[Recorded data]
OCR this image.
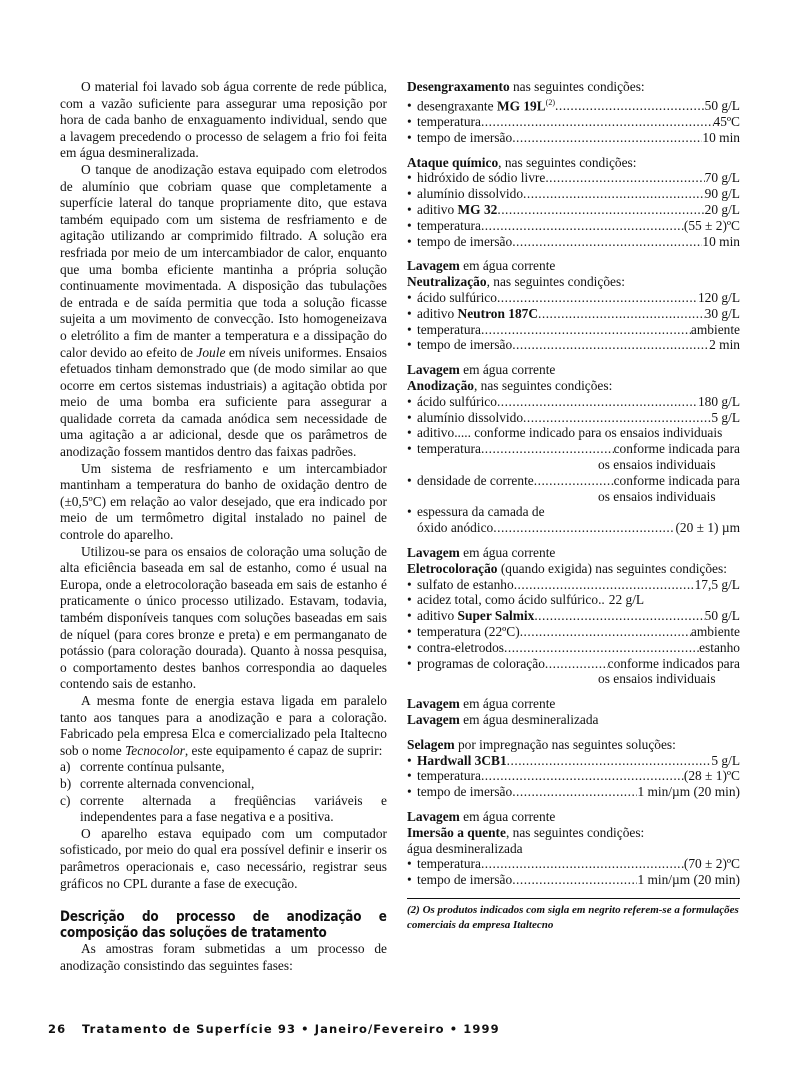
O material foi lavado sob água corrente de rede pública, com a vazão suficiente para assegurar uma reposição por hora de cada banho de enxaguamento individual, sendo que a lavagem precedendo o processo de selagem a frio foi feita em água desmineralizada.

O tanque de anodização estava equipado com eletrodos de alumínio que cobriam quase que completamente a superfície lateral do tanque propriamente dito, que estava também equipado com um sistema de resfriamento e de agitação utilizando ar comprimido filtrado. A solução era resfriada por meio de um intercambiador de calor, enquanto que uma bomba eficiente mantinha a própria solução continuamente movimentada. A disposição das tubulações de entrada e de saída permitia que toda a solução ficasse sujeita a um movimento de convecção. Isto homogeneizava o eletrólito a fim de manter a temperatura e a dissipação do calor devido ao efeito de Joule em níveis uniformes. Ensaios efetuados tinham demonstrado que (de modo similar ao que ocorre em certos sistemas industriais) a agitação obtida por meio de uma bomba era suficiente para assegurar a qualidade correta da camada anódica sem necessidade de uma agitação a ar adicional, desde que os parâmetros de anodização fossem mantidos dentro das faixas padrões.

Um sistema de resfriamento e um intercambiador mantinham a temperatura do banho de oxidação dentro de (±0,5ºC) em relação ao valor desejado, que era indicado por meio de um termômetro digital instalado no painel de controle do aparelho.

Utilizou-se para os ensaios de coloração uma solução de alta eficiência baseada em sal de estanho, como é usual na Europa, onde a eletrocoloração baseada em sais de estanho é praticamente o único processo utilizado. Estavam, todavia, também disponíveis tanques com soluções baseadas em sais de níquel (para cores bronze e preta) e em permanganato de potássio (para coloração dourada). Quanto à nossa pesquisa, o comportamento destes banhos correspondia ao daqueles contendo sais de estanho.

A mesma fonte de energia estava ligada em paralelo tanto aos tanques para a anodização e para a coloração. Fabricado pela empresa Elca e comercializado pela Italtecno sob o nome Tecnocolor, este equipamento é capaz de suprir:

a) corrente contínua pulsante,
b) corrente alternada convencional,
c) corrente alternada a freqüências variáveis e independentes para a fase negativa e a positiva.

O aparelho estava equipado com um computador sofisticado, por meio do qual era possível definir e inserir os parâmetros operacionais e, caso necessário, registrar seus gráficos no CPL durante a fase de execução.

Descrição do processo de anodização e composição das soluções de tratamento

As amostras foram submetidas a um processo de anodização consistindo das seguintes fases:

Desengraxamento nas seguintes condições:

• desengraxante MG $19L^{(2)}$ .....	50 g/L
• temperatura .....	45ºC
• tempo de imersão .....	10 min

Ataque químico, nas seguintes condições:

• hidróxido de sódio livre .....	70 g/L
• alumínio dissolvido .....	90 g/L
• aditivo MG 32 .....	20 g/L
• temperatura .....	(55 ± 2)ºC
• tempo de imersão .....	10 min

Lavagem em água corrente

Neutralização, nas seguintes condições:

• ácido sulfúrico .....	120 g/L
• aditivo Neutron 187C .....	30 g/L
• temperatura .....	ambiente
• tempo de imersão .....	2 min

Lavagem em água corrente

Anodização, nas seguintes condições:

• ácido sulfúrico .....	180 g/L
• alumínio dissolvido .....	5 g/L
• aditivo..... conforme indicado para os ensaios individuais
• temperatura .....	conforme indicada para
os ensaios individuais
• densidade de corrente .....	conforme indicada para
os ensaios individuais
• espessura da camada de
óxido anódico .....	(20 ± 1) µm

Lavagem em água corrente

Eletrocoloração (quando exigida) nas seguintes condições:

• sulfato de estanho .....	17,5 g/L
• acidez total, como ácido sulfúrico.. 22 g/L
• aditivo Super Salmix .....	50 g/L
• temperatura (22ºC) .....	ambiente
• contra-eletrodos .....	estanho
• programas de coloração .....	conforme indicados para
os ensaios individuais

Lavagem em água corrente

Lavagem em água desmineralizada

Selagem por impregnação nas seguintes soluções:

• Hardwall 3CB1 .....	5 g/L
• temperatura .....	(28 ± 1)ºC
• tempo de imersão .....	1 min/µm (20 min)

Lavagem em água corrente

Imersão a quente, nas seguintes condições:

água desmineralizada

• temperatura .....	(70 ± 2)ºC
• tempo de imersão .....	1 min/µm (20 min)
(2) Os produtos indicados com sigla em negrito referem-se a formulações comerciais da empresa Italtecno
26 Tratamento de Superfície 93 • Janeiro/Fevereiro • 1999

◆ Instruction ◆
Leave out the pictures and restate everything else word for word.

◆ Solution for this task ◆
OCR this image.
O material foi lavado sob água corrente de rede pública, com a vazão suficiente para assegurar uma reposição por hora de cada banho de enxaguamento individual, sendo que a lavagem precedendo o processo de selagem a frio foi feita em água desmineralizada.

O tanque de anodização estava equipado com eletrodos de alumínio que cobriam quase que completamente a superfície lateral do tanque propriamente dito, que estava também equipado com um sistema de resfriamento e de agitação utilizando ar comprimido filtrado. A solução era resfriada por meio de um intercambiador de calor, enquanto que uma bomba eficiente mantinha a própria solução continuamente movimentada. A disposição das tubulações de entrada e de saída permitia que toda a solução ficasse sujeita a um movimento de convecção. Isto homogeneizava o eletrólito a fim de manter a temperatura e a dissipação do calor devido ao efeito de Joule em níveis uniformes. Ensaios efetuados tinham demonstrado que (de modo similar ao que ocorre em certos sistemas industriais) a agitação obtida por meio de uma bomba era suficiente para assegurar a qualidade correta da camada anódica sem necessidade de uma agitação a ar adicional, desde que os parâmetros de anodização fossem mantidos dentro das faixas padrões.

Um sistema de resfriamento e um intercambiador mantinham a temperatura do banho de oxidação dentro de (±0,5ºC) em relação ao valor desejado, que era indicado por meio de um termômetro digital instalado no painel de controle do aparelho.

Utilizou-se para os ensaios de coloração uma solução de alta eficiência baseada em sal de estanho, como é usual na Europa, onde a eletrocoloração baseada em sais de estanho é praticamente o único processo utilizado. Estavam, todavia, também disponíveis tanques com soluções baseadas em sais de níquel (para cores bronze e preta) e em permanganato de potássio (para coloração dourada). Quanto à nossa pesquisa, o comportamento destes banhos correspondia ao daqueles contendo sais de estanho.

A mesma fonte de energia estava ligada em paralelo tanto aos tanques para a anodização e para a coloração. Fabricado pela empresa Elca e comercializado pela Italtecno sob o nome Tecnocolor, este equipamento é capaz de suprir:

a) corrente contínua pulsante,
b) corrente alternada convencional,
c) corrente alternada a freqüências variáveis e independentes para a fase negativa e a positiva.

O aparelho estava equipado com um computador sofisticado, por meio do qual era possível definir e inserir os parâmetros operacionais e, caso necessário, registrar seus gráficos no CPL durante a fase de execução.

Descrição do processo de anodização e composição das soluções de tratamento

As amostras foram submetidas a um processo de anodização consistindo das seguintes fases:

Desengraxamento nas seguintes condições:

• desengraxante MG $19L^{(2)}$ .....	50 g/L
• temperatura .....	45ºC
• tempo de imersão .....	10 min

Ataque químico, nas seguintes condições:

• hidróxido de sódio livre .....	70 g/L
• alumínio dissolvido .....	90 g/L
• aditivo MG 32 .....	20 g/L
• temperatura .....	(55 ± 2)ºC
• tempo de imersão .....	10 min

Lavagem em água corrente

Neutralização, nas seguintes condições:

• ácido sulfúrico .....	120 g/L
• aditivo Neutron 187C .....	30 g/L
• temperatura .....	ambiente
• tempo de imersão .....	2 min

Lavagem em água corrente

Anodização, nas seguintes condições:

• ácido sulfúrico .....	180 g/L
• alumínio dissolvido .....	5 g/L
• aditivo..... conforme indicado para os ensaios individuais
• temperatura .....	conforme indicada para
os ensaios individuais
• densidade de corrente .....	conforme indicada para
os ensaios individuais
• espessura da camada de
óxido anódico .....	(20 ± 1) µm

Lavagem em água corrente

Eletrocoloração (quando exigida) nas seguintes condições:

• sulfato de estanho .....	17,5 g/L
• acidez total, como ácido sulfúrico.. 22 g/L
• aditivo Super Salmix .....	50 g/L
• temperatura (22ºC) .....	ambiente
• contra-eletrodos .....	estanho
• programas de coloração .....	conforme indicados para
os ensaios individuais

Lavagem em água corrente

Lavagem em água desmineralizada

Selagem por impregnação nas seguintes soluções:

• Hardwall 3CB1 .....	5 g/L
• temperatura .....	(28 ± 1)ºC
• tempo de imersão .....	1 min/µm (20 min)

Lavagem em água corrente

Imersão a quente, nas seguintes condições:

água desmineralizada

• temperatura .....	(70 ± 2)ºC
• tempo de imersão .....	1 min/µm (20 min)
(2) Os produtos indicados com sigla em negrito referem-se a formulações comerciais da empresa Italtecno
26 Tratamento de Superfície 93 • Janeiro/Fevereiro • 1999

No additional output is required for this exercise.